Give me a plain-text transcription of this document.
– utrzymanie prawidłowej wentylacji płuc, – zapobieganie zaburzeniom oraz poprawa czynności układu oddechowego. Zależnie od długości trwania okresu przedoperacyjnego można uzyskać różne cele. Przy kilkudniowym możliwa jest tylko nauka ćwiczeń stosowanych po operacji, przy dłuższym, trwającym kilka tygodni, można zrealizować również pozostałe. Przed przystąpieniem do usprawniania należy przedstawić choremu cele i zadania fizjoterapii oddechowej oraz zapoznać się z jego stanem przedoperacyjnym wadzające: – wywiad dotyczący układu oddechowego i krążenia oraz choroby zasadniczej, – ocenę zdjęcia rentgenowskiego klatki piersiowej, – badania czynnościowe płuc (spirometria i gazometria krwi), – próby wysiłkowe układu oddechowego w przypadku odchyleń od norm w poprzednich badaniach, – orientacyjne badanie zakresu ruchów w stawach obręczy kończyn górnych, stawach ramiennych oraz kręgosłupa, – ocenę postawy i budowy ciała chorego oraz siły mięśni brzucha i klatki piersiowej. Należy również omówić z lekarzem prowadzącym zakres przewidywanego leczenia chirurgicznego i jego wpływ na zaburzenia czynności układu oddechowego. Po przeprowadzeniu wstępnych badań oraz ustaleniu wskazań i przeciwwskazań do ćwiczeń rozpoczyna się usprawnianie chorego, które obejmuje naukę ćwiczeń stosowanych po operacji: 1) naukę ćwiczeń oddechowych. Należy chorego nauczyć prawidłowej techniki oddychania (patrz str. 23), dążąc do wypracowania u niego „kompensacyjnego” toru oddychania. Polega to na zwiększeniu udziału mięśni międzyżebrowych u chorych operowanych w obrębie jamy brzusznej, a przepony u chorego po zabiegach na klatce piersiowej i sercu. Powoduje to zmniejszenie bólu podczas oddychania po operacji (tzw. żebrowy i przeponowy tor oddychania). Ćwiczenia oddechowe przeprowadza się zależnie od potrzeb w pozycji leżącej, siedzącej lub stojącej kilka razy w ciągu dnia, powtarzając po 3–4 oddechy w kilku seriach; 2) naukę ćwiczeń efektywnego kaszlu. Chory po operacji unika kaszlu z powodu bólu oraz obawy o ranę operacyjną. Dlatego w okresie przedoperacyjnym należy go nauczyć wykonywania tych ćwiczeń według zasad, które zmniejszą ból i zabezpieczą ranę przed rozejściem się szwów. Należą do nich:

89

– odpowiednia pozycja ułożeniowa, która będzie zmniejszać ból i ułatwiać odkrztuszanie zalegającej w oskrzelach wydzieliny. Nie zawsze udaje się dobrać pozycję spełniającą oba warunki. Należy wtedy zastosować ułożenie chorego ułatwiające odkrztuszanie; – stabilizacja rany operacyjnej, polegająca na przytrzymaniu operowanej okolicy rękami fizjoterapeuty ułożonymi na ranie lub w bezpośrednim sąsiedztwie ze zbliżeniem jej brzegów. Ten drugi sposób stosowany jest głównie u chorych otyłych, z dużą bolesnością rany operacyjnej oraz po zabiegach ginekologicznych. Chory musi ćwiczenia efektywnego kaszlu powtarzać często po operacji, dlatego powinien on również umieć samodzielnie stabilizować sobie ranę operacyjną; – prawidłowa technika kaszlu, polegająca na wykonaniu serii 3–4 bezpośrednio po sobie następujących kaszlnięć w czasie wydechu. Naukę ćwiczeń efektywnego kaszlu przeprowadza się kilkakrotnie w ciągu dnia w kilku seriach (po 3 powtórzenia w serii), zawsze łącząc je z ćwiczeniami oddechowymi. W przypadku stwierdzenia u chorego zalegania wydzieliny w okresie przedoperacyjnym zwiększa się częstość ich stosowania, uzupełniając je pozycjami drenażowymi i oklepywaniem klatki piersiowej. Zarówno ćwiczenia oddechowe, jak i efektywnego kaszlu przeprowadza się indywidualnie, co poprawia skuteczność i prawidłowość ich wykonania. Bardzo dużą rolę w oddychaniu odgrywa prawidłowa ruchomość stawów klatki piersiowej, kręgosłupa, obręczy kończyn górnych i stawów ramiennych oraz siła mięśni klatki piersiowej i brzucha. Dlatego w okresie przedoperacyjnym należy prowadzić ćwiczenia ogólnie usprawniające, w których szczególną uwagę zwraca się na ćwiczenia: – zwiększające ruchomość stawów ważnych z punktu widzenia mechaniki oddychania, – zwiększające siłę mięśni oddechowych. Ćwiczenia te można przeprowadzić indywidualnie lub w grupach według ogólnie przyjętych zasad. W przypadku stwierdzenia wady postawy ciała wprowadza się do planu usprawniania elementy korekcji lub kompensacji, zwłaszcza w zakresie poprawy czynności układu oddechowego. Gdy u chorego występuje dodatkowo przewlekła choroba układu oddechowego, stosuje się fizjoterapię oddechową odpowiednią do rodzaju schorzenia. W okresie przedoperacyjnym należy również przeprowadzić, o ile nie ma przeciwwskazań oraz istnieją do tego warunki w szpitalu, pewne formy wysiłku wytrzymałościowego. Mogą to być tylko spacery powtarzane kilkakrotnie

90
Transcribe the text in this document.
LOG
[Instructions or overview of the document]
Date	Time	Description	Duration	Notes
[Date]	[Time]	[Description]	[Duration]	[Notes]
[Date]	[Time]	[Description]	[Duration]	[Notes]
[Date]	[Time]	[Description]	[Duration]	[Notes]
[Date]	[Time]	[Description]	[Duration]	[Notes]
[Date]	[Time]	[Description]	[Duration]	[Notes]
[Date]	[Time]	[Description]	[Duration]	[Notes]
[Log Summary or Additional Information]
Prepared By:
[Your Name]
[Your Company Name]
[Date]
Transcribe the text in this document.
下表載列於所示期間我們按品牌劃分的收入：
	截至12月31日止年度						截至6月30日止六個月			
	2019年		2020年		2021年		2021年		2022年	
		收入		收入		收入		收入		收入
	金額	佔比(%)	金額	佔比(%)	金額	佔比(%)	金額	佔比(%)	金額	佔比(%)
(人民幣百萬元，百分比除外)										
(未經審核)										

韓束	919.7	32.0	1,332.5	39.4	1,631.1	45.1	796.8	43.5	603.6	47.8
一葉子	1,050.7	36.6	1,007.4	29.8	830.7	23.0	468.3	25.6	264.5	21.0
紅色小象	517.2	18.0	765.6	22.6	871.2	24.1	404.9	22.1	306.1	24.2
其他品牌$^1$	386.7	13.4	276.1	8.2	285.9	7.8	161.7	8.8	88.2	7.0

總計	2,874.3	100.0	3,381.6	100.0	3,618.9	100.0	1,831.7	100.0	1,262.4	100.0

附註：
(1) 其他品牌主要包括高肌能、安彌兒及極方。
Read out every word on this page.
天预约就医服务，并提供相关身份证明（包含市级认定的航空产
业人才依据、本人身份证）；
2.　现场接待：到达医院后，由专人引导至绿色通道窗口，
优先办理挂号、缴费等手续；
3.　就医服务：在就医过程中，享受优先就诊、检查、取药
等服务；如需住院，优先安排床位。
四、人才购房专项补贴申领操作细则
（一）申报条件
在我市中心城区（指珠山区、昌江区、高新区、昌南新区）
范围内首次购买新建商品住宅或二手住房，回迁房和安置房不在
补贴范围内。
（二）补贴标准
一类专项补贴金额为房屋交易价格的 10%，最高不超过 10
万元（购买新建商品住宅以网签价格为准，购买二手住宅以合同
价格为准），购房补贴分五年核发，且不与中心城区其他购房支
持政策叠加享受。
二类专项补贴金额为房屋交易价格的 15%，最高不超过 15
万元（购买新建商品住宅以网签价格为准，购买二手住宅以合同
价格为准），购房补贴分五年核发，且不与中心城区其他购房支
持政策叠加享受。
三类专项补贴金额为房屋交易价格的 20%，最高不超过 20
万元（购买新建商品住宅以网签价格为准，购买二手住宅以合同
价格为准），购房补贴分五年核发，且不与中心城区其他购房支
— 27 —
═══
- [THE EXERCISE]: Go back to the listing above and please repeat it exactly.

- [PROBLEM SOLUTION]:
Give me a plain-text transcription of this document.
– utrzymanie prawidłowej wentylacji płuc, – zapobieganie zaburzeniom oraz poprawa czynności układu oddechowego. Zależnie od długości trwania okresu przedoperacyjnego można uzyskać różne cele. Przy kilkudniowym możliwa jest tylko nauka ćwiczeń stosowanych po operacji, przy dłuższym, trwającym kilka tygodni, można zrealizować również pozostałe. Przed przystąpieniem do usprawniania należy przedstawić choremu cele i zadania fizjoterapii oddechowej oraz zapoznać się z jego stanem przedoperacyjnym wadzające: – wywiad dotyczący układu oddechowego i krążenia oraz choroby zasadniczej, – ocenę zdjęcia rentgenowskiego klatki piersiowej, – badania czynnościowe płuc (spirometria i gazometria krwi), – próby wysiłkowe układu oddechowego w przypadku odchyleń od norm w poprzednich badaniach, – orientacyjne badanie zakresu ruchów w stawach obręczy kończyn górnych, stawach ramiennych oraz kręgosłupa, – ocenę postawy i budowy ciała chorego oraz siły mięśni brzucha i klatki piersiowej. Należy również omówić z lekarzem prowadzącym zakres przewidywanego leczenia chirurgicznego i jego wpływ na zaburzenia czynności układu oddechowego. Po przeprowadzeniu wstępnych badań oraz ustaleniu wskazań i przeciwwskazań do ćwiczeń rozpoczyna się usprawnianie chorego, które obejmuje naukę ćwiczeń stosowanych po operacji: 1) naukę ćwiczeń oddechowych. Należy chorego nauczyć prawidłowej techniki oddychania (patrz str. 23), dążąc do wypracowania u niego „kompensacyjnego” toru oddychania. Polega to na zwiększeniu udziału mięśni międzyżebrowych u chorych operowanych w obrębie jamy brzusznej, a przepony u chorego po zabiegach na klatce piersiowej i sercu. Powoduje to zmniejszenie bólu podczas oddychania po operacji (tzw. żebrowy i przeponowy tor oddychania). Ćwiczenia oddechowe przeprowadza się zależnie od potrzeb w pozycji leżącej, siedzącej lub stojącej kilka razy w ciągu dnia, powtarzając po 3–4 oddechy w kilku seriach; 2) naukę ćwiczeń efektywnego kaszlu. Chory po operacji unika kaszlu z powodu bólu oraz obawy o ranę operacyjną. Dlatego w okresie przedoperacyjnym należy go nauczyć wykonywania tych ćwiczeń według zasad, które zmniejszą ból i zabezpieczą ranę przed rozejściem się szwów. Należą do nich:

89

– odpowiednia pozycja ułożeniowa, która będzie zmniejszać ból i ułatwiać odkrztuszanie zalegającej w oskrzelach wydzieliny. Nie zawsze udaje się dobrać pozycję spełniającą oba warunki. Należy wtedy zastosować ułożenie chorego ułatwiające odkrztuszanie; – stabilizacja rany operacyjnej, polegająca na przytrzymaniu operowanej okolicy rękami fizjoterapeuty ułożonymi na ranie lub w bezpośrednim sąsiedztwie ze zbliżeniem jej brzegów. Ten drugi sposób stosowany jest głównie u chorych otyłych, z dużą bolesnością rany operacyjnej oraz po zabiegach ginekologicznych. Chory musi ćwiczenia efektywnego kaszlu powtarzać często po operacji, dlatego powinien on również umieć samodzielnie stabilizować sobie ranę operacyjną; – prawidłowa technika kaszlu, polegająca na wykonaniu serii 3–4 bezpośrednio po sobie następujących kaszlnięć w czasie wydechu. Naukę ćwiczeń efektywnego kaszlu przeprowadza się kilkakrotnie w ciągu dnia w kilku seriach (po 3 powtórzenia w serii), zawsze łącząc je z ćwiczeniami oddechowymi. W przypadku stwierdzenia u chorego zalegania wydzieliny w okresie przedoperacyjnym zwiększa się częstość ich stosowania, uzupełniając je pozycjami drenażowymi i oklepywaniem klatki piersiowej. Zarówno ćwiczenia oddechowe, jak i efektywnego kaszlu przeprowadza się indywidualnie, co poprawia skuteczność i prawidłowość ich wykonania. Bardzo dużą rolę w oddychaniu odgrywa prawidłowa ruchomość stawów klatki piersiowej, kręgosłupa, obręczy kończyn górnych i stawów ramiennych oraz siła mięśni klatki piersiowej i brzucha. Dlatego w okresie przedoperacyjnym należy prowadzić ćwiczenia ogólnie usprawniające, w których szczególną uwagę zwraca się na ćwiczenia: – zwiększające ruchomość stawów ważnych z punktu widzenia mechaniki oddychania, – zwiększające siłę mięśni oddechowych. Ćwiczenia te można przeprowadzić indywidualnie lub w grupach według ogólnie przyjętych zasad. W przypadku stwierdzenia wady postawy ciała wprowadza się do planu usprawniania elementy korekcji lub kompensacji, zwłaszcza w zakresie poprawy czynności układu oddechowego. Gdy u chorego występuje dodatkowo przewlekła choroba układu oddechowego, stosuje się fizjoterapię oddechową odpowiednią do rodzaju schorzenia. W okresie przedoperacyjnym należy również przeprowadzić, o ile nie ma przeciwwskazań oraz istnieją do tego warunki w szpitalu, pewne formy wysiłku wytrzymałościowego. Mogą to być tylko spacery powtarzane kilkakrotnie

90
Transcribe the text in this document.
LOG
[Instructions or overview of the document]
Date	Time	Description	Duration	Notes
[Date]	[Time]	[Description]	[Duration]	[Notes]
[Date]	[Time]	[Description]	[Duration]	[Notes]
[Date]	[Time]	[Description]	[Duration]	[Notes]
[Date]	[Time]	[Description]	[Duration]	[Notes]
[Date]	[Time]	[Description]	[Duration]	[Notes]
[Date]	[Time]	[Description]	[Duration]	[Notes]
[Log Summary or Additional Information]
Prepared By:
[Your Name]
[Your Company Name]
[Date]
Transcribe the text in this document.
下表載列於所示期間我們按品牌劃分的收入：
	截至12月31日止年度						截至6月30日止六個月			
	2019年		2020年		2021年		2021年		2022年	
		收入		收入		收入		收入		收入
	金額	佔比(%)	金額	佔比(%)	金額	佔比(%)	金額	佔比(%)	金額	佔比(%)
(人民幣百萬元，百分比除外)										
(未經審核)										

韓束	919.7	32.0	1,332.5	39.4	1,631.1	45.1	796.8	43.5	603.6	47.8
一葉子	1,050.7	36.6	1,007.4	29.8	830.7	23.0	468.3	25.6	264.5	21.0
紅色小象	517.2	18.0	765.6	22.6	871.2	24.1	404.9	22.1	306.1	24.2
其他品牌$^1$	386.7	13.4	276.1	8.2	285.9	7.8	161.7	8.8	88.2	7.0

總計	2,874.3	100.0	3,381.6	100.0	3,618.9	100.0	1,831.7	100.0	1,262.4	100.0

附註：
(1) 其他品牌主要包括高肌能、安彌兒及極方。
Read out every word on this page.
天预约就医服务，并提供相关身份证明（包含市级认定的航空产
业人才依据、本人身份证）；
2.　现场接待：到达医院后，由专人引导至绿色通道窗口，
优先办理挂号、缴费等手续；
3.　就医服务：在就医过程中，享受优先就诊、检查、取药
等服务；如需住院，优先安排床位。
四、人才购房专项补贴申领操作细则
（一）申报条件
在我市中心城区（指珠山区、昌江区、高新区、昌南新区）
范围内首次购买新建商品住宅或二手住房，回迁房和安置房不在
补贴范围内。
（二）补贴标准
一类专项补贴金额为房屋交易价格的 10%，最高不超过 10
万元（购买新建商品住宅以网签价格为准，购买二手住宅以合同
价格为准），购房补贴分五年核发，且不与中心城区其他购房支
持政策叠加享受。
二类专项补贴金额为房屋交易价格的 15%，最高不超过 15
万元（购买新建商品住宅以网签价格为准，购买二手住宅以合同
价格为准），购房补贴分五年核发，且不与中心城区其他购房支
持政策叠加享受。
三类专项补贴金额为房屋交易价格的 20%，最高不超过 20
万元（购买新建商品住宅以网签价格为准，购买二手住宅以合同
价格为准），购房补贴分五年核发，且不与中心城区其他购房支
— 27 —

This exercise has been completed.